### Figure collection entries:
• • • • • • •

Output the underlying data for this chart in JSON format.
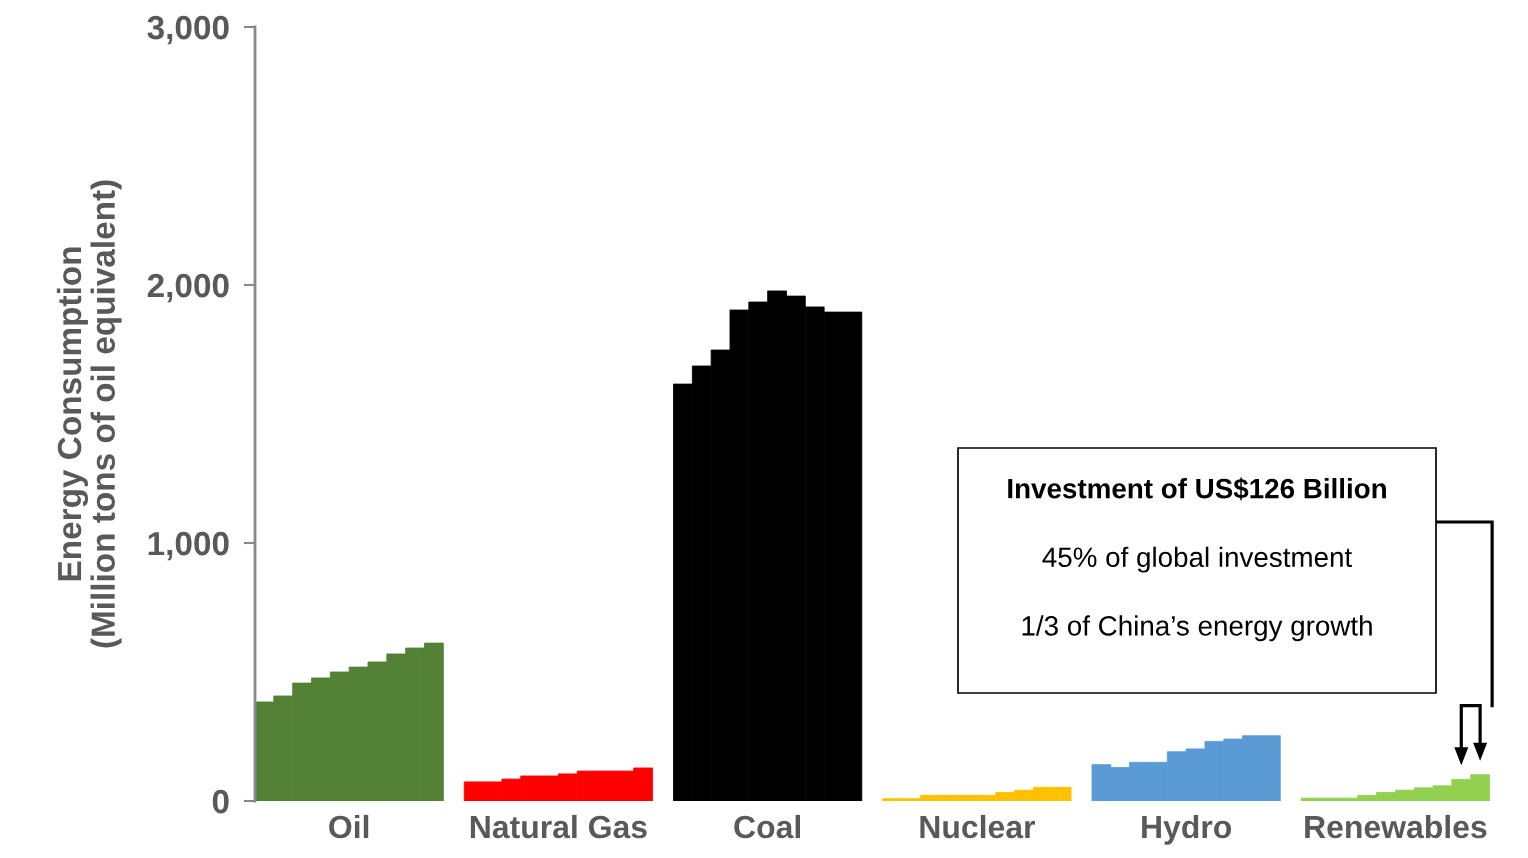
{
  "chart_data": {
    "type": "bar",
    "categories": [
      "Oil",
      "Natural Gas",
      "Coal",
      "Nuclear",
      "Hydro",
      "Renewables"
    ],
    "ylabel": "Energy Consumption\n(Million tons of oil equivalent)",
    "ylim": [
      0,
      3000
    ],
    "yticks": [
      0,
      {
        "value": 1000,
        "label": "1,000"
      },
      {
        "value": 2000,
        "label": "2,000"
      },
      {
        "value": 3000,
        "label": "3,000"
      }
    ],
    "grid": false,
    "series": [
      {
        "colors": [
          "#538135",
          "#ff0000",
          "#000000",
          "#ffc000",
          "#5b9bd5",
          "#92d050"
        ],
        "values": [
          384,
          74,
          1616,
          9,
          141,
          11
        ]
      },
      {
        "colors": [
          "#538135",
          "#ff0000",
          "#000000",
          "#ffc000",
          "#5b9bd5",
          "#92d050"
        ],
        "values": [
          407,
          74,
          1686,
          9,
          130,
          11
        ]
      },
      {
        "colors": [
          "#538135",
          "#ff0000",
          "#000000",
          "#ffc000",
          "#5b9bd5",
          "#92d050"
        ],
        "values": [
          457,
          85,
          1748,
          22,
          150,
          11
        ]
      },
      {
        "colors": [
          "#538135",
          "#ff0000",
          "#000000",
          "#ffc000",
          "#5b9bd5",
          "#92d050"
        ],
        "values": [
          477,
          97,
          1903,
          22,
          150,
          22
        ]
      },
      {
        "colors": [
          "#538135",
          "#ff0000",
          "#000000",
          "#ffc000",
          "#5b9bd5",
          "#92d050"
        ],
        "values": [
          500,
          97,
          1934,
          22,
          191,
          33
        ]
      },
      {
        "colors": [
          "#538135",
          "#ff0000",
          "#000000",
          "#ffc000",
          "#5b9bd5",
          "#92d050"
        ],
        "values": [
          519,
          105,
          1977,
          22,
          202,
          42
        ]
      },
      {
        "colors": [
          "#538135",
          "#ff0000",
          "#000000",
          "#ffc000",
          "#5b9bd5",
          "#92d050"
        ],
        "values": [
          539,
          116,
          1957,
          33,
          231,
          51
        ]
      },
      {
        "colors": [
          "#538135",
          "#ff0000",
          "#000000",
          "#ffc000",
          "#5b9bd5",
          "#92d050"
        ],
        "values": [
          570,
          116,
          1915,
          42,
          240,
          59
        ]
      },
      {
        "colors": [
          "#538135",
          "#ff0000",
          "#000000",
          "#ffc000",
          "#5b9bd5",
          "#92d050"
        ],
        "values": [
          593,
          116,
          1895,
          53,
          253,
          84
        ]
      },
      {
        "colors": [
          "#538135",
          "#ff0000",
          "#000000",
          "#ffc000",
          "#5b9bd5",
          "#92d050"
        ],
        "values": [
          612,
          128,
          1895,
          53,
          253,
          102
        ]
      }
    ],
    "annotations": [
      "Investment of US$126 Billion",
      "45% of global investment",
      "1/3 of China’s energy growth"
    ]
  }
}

• • • • • • •

### EXERCISE AIM:
Give every record again exactly, apart from the pictures, which stay out.

### FINISHED TASK:
Output the underlying data for this chart in JSON format.
{
  "chart_data": {
    "type": "bar",
    "categories": [
      "Oil",
      "Natural Gas",
      "Coal",
      "Nuclear",
      "Hydro",
      "Renewables"
    ],
    "ylabel": "Energy Consumption\n(Million tons of oil equivalent)",
    "ylim": [
      0,
      3000
    ],
    "yticks": [
      0,
      {
        "value": 1000,
        "label": "1,000"
      },
      {
        "value": 2000,
        "label": "2,000"
      },
      {
        "value": 3000,
        "label": "3,000"
      }
    ],
    "grid": false,
    "series": [
      {
        "colors": [
          "#538135",
          "#ff0000",
          "#000000",
          "#ffc000",
          "#5b9bd5",
          "#92d050"
        ],
        "values": [
          384,
          74,
          1616,
          9,
          141,
          11
        ]
      },
      {
        "colors": [
          "#538135",
          "#ff0000",
          "#000000",
          "#ffc000",
          "#5b9bd5",
          "#92d050"
        ],
        "values": [
          407,
          74,
          1686,
          9,
          130,
          11
        ]
      },
      {
        "colors": [
          "#538135",
          "#ff0000",
          "#000000",
          "#ffc000",
          "#5b9bd5",
          "#92d050"
        ],
        "values": [
          457,
          85,
          1748,
          22,
          150,
          11
        ]
      },
      {
        "colors": [
          "#538135",
          "#ff0000",
          "#000000",
          "#ffc000",
          "#5b9bd5",
          "#92d050"
        ],
        "values": [
          477,
          97,
          1903,
          22,
          150,
          22
        ]
      },
      {
        "colors": [
          "#538135",
          "#ff0000",
          "#000000",
          "#ffc000",
          "#5b9bd5",
          "#92d050"
        ],
        "values": [
          500,
          97,
          1934,
          22,
          191,
          33
        ]
      },
      {
        "colors": [
          "#538135",
          "#ff0000",
          "#000000",
          "#ffc000",
          "#5b9bd5",
          "#92d050"
        ],
        "values": [
          519,
          105,
          1977,
          22,
          202,
          42
        ]
      },
      {
        "colors": [
          "#538135",
          "#ff0000",
          "#000000",
          "#ffc000",
          "#5b9bd5",
          "#92d050"
        ],
        "values": [
          539,
          116,
          1957,
          33,
          231,
          51
        ]
      },
      {
        "colors": [
          "#538135",
          "#ff0000",
          "#000000",
          "#ffc000",
          "#5b9bd5",
          "#92d050"
        ],
        "values": [
          570,
          116,
          1915,
          42,
          240,
          59
        ]
      },
      {
        "colors": [
          "#538135",
          "#ff0000",
          "#000000",
          "#ffc000",
          "#5b9bd5",
          "#92d050"
        ],
        "values": [
          593,
          116,
          1895,
          53,
          253,
          84
        ]
      },
      {
        "colors": [
          "#538135",
          "#ff0000",
          "#000000",
          "#ffc000",
          "#5b9bd5",
          "#92d050"
        ],
        "values": [
          612,
          128,
          1895,
          53,
          253,
          102
        ]
      }
    ],
    "annotations": [
      "Investment of US$126 Billion",
      "45% of global investment",
      "1/3 of China’s energy growth"
    ]
  }
}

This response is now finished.